Stored data entries:
★ ★ ★ ★
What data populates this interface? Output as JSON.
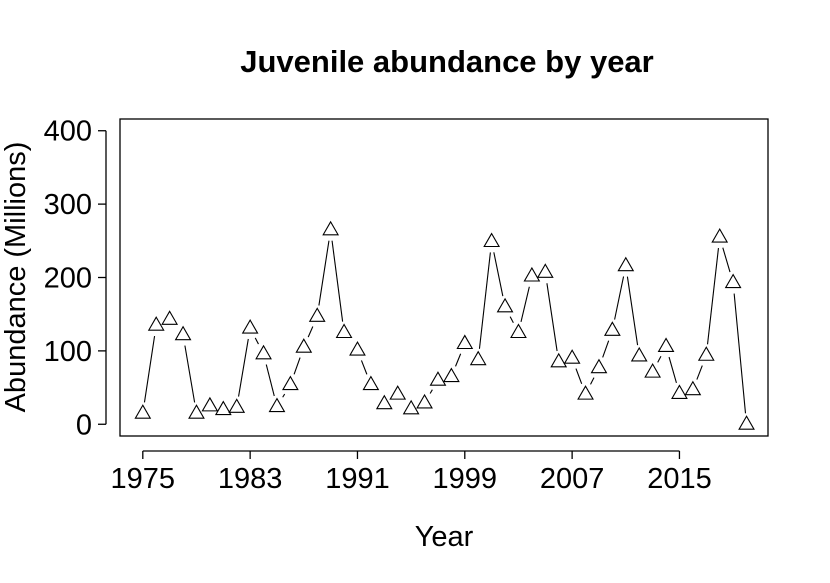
{
  "chart_data": {
    "type": "line",
    "title": "Juvenile abundance by year",
    "xlabel": "Year",
    "ylabel": "Abundance (Millions)",
    "xlim": [
      1973.3,
      2021.6
    ],
    "ylim": [
      -16,
      416
    ],
    "xticks": [
      1975,
      1983,
      1991,
      1999,
      2007,
      2015
    ],
    "yticks": [
      0,
      100,
      200,
      300,
      400
    ],
    "grid": false,
    "marker": "open-triangle",
    "line_style": "solid segments with gaps around markers",
    "series": [
      {
        "x": [
          1975,
          1976,
          1977,
          1978,
          1979,
          1980,
          1981,
          1982,
          1983,
          1984,
          1985,
          1986,
          1987,
          1988,
          1989,
          1990,
          1991,
          1992,
          1993,
          1994,
          1995,
          1996,
          1997,
          1998,
          1999,
          2000,
          2001,
          2002,
          2003,
          2004,
          2005,
          2006,
          2007,
          2008,
          2009,
          2010,
          2011,
          2012,
          2013,
          2014,
          2015,
          2016,
          2017,
          2018,
          2019,
          2020
        ],
        "y": [
          15,
          135,
          143,
          122,
          15,
          25,
          20,
          23,
          131,
          96,
          24,
          54,
          105,
          147,
          265,
          125,
          101,
          54,
          28,
          41,
          21,
          29,
          60,
          65,
          110,
          88,
          249,
          160,
          125,
          202,
          207,
          85,
          90,
          41,
          77,
          128,
          216,
          93,
          71,
          106,
          42,
          47,
          94,
          255,
          193,
          0
        ]
      }
    ]
  }
}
★ ★ ★ ★
Quote each line of the listing exactly, but leave the pictures out.

-- Solution to the exercise --
What data populates this interface? Output as JSON.
{
  "chart_data": {
    "type": "line",
    "title": "Juvenile abundance by year",
    "xlabel": "Year",
    "ylabel": "Abundance (Millions)",
    "xlim": [
      1973.3,
      2021.6
    ],
    "ylim": [
      -16,
      416
    ],
    "xticks": [
      1975,
      1983,
      1991,
      1999,
      2007,
      2015
    ],
    "yticks": [
      0,
      100,
      200,
      300,
      400
    ],
    "grid": false,
    "marker": "open-triangle",
    "line_style": "solid segments with gaps around markers",
    "series": [
      {
        "x": [
          1975,
          1976,
          1977,
          1978,
          1979,
          1980,
          1981,
          1982,
          1983,
          1984,
          1985,
          1986,
          1987,
          1988,
          1989,
          1990,
          1991,
          1992,
          1993,
          1994,
          1995,
          1996,
          1997,
          1998,
          1999,
          2000,
          2001,
          2002,
          2003,
          2004,
          2005,
          2006,
          2007,
          2008,
          2009,
          2010,
          2011,
          2012,
          2013,
          2014,
          2015,
          2016,
          2017,
          2018,
          2019,
          2020
        ],
        "y": [
          15,
          135,
          143,
          122,
          15,
          25,
          20,
          23,
          131,
          96,
          24,
          54,
          105,
          147,
          265,
          125,
          101,
          54,
          28,
          41,
          21,
          29,
          60,
          65,
          110,
          88,
          249,
          160,
          125,
          202,
          207,
          85,
          90,
          41,
          77,
          128,
          216,
          93,
          71,
          106,
          42,
          47,
          94,
          255,
          193,
          0
        ]
      }
    ]
  }
}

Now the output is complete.